Short problem:
Return the material exactly as supplied, apart from the pictures, which are omitted.

⟨

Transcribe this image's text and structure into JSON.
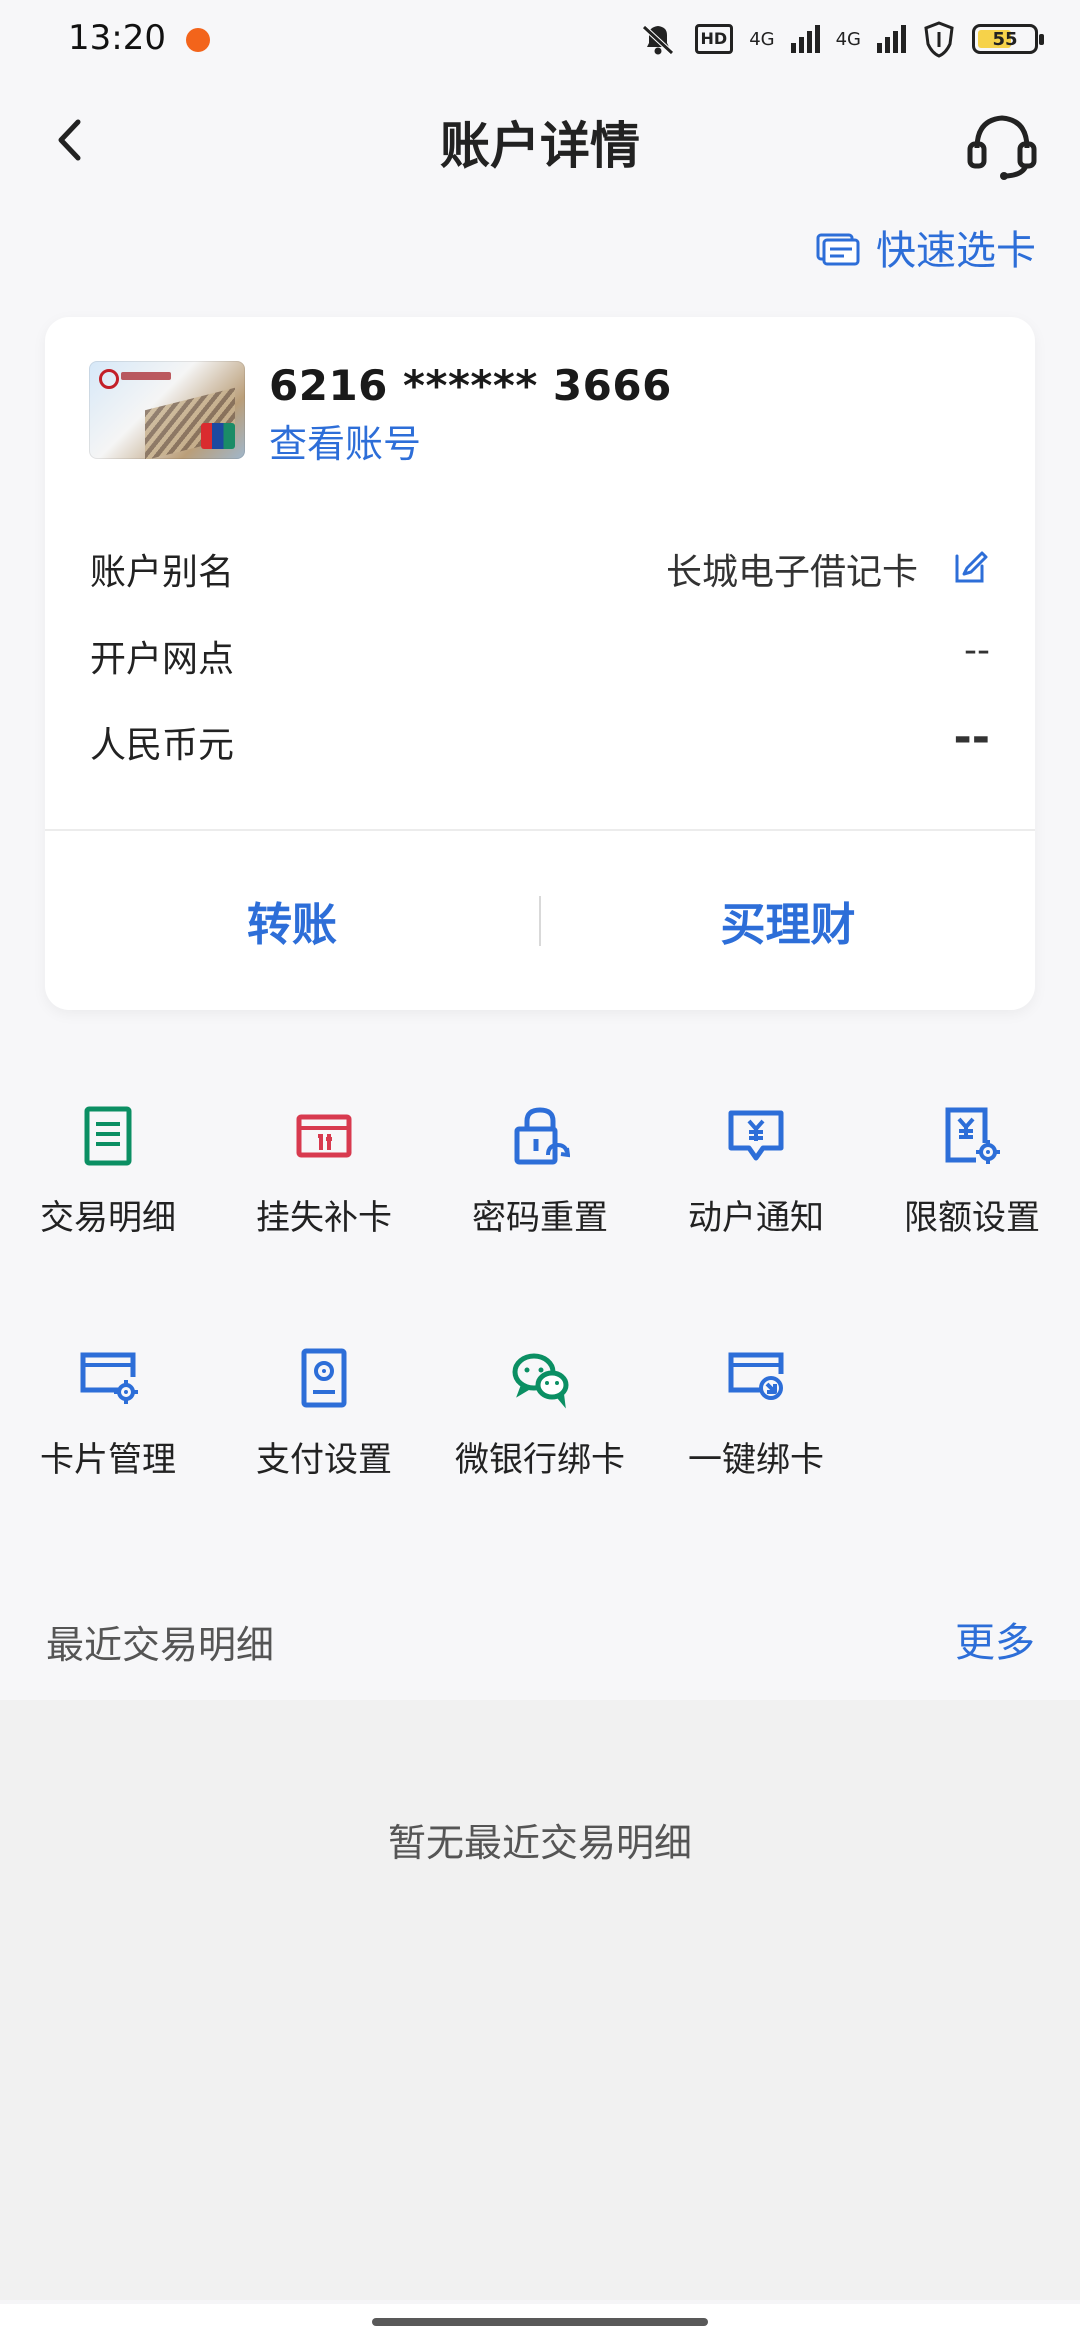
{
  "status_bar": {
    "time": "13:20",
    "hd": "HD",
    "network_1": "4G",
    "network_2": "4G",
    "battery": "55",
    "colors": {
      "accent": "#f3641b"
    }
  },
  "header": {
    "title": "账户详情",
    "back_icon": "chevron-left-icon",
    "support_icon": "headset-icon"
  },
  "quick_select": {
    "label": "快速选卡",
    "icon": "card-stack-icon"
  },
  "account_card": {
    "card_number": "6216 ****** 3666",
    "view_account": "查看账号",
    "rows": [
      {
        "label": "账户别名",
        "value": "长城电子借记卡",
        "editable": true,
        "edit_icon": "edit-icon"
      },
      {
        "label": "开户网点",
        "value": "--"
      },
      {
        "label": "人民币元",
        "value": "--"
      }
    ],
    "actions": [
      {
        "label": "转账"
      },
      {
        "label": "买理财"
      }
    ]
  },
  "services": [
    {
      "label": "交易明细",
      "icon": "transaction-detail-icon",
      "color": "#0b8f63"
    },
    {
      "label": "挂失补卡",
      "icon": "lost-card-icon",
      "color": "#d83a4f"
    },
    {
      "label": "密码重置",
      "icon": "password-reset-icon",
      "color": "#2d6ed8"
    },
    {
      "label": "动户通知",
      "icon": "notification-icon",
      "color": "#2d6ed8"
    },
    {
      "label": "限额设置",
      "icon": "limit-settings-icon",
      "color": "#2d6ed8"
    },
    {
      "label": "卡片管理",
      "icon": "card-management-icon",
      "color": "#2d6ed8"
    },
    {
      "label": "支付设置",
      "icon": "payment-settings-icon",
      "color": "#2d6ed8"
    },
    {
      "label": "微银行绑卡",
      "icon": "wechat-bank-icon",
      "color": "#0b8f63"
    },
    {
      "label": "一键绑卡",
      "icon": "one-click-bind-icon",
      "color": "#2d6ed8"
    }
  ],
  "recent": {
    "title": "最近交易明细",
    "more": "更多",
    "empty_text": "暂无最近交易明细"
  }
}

⟩

Exercise answer:
Transcribe this image's text and structure into JSON.
{
  "status_bar": {
    "time": "13:20",
    "hd": "HD",
    "network_1": "4G",
    "network_2": "4G",
    "battery": "55",
    "colors": {
      "accent": "#f3641b"
    }
  },
  "header": {
    "title": "账户详情",
    "back_icon": "chevron-left-icon",
    "support_icon": "headset-icon"
  },
  "quick_select": {
    "label": "快速选卡",
    "icon": "card-stack-icon"
  },
  "account_card": {
    "card_number": "6216 ****** 3666",
    "view_account": "查看账号",
    "rows": [
      {
        "label": "账户别名",
        "value": "长城电子借记卡",
        "editable": true,
        "edit_icon": "edit-icon"
      },
      {
        "label": "开户网点",
        "value": "--"
      },
      {
        "label": "人民币元",
        "value": "--"
      }
    ],
    "actions": [
      {
        "label": "转账"
      },
      {
        "label": "买理财"
      }
    ]
  },
  "services": [
    {
      "label": "交易明细",
      "icon": "transaction-detail-icon",
      "color": "#0b8f63"
    },
    {
      "label": "挂失补卡",
      "icon": "lost-card-icon",
      "color": "#d83a4f"
    },
    {
      "label": "密码重置",
      "icon": "password-reset-icon",
      "color": "#2d6ed8"
    },
    {
      "label": "动户通知",
      "icon": "notification-icon",
      "color": "#2d6ed8"
    },
    {
      "label": "限额设置",
      "icon": "limit-settings-icon",
      "color": "#2d6ed8"
    },
    {
      "label": "卡片管理",
      "icon": "card-management-icon",
      "color": "#2d6ed8"
    },
    {
      "label": "支付设置",
      "icon": "payment-settings-icon",
      "color": "#2d6ed8"
    },
    {
      "label": "微银行绑卡",
      "icon": "wechat-bank-icon",
      "color": "#0b8f63"
    },
    {
      "label": "一键绑卡",
      "icon": "one-click-bind-icon",
      "color": "#2d6ed8"
    }
  ],
  "recent": {
    "title": "最近交易明细",
    "more": "更多",
    "empty_text": "暂无最近交易明细"
  }
}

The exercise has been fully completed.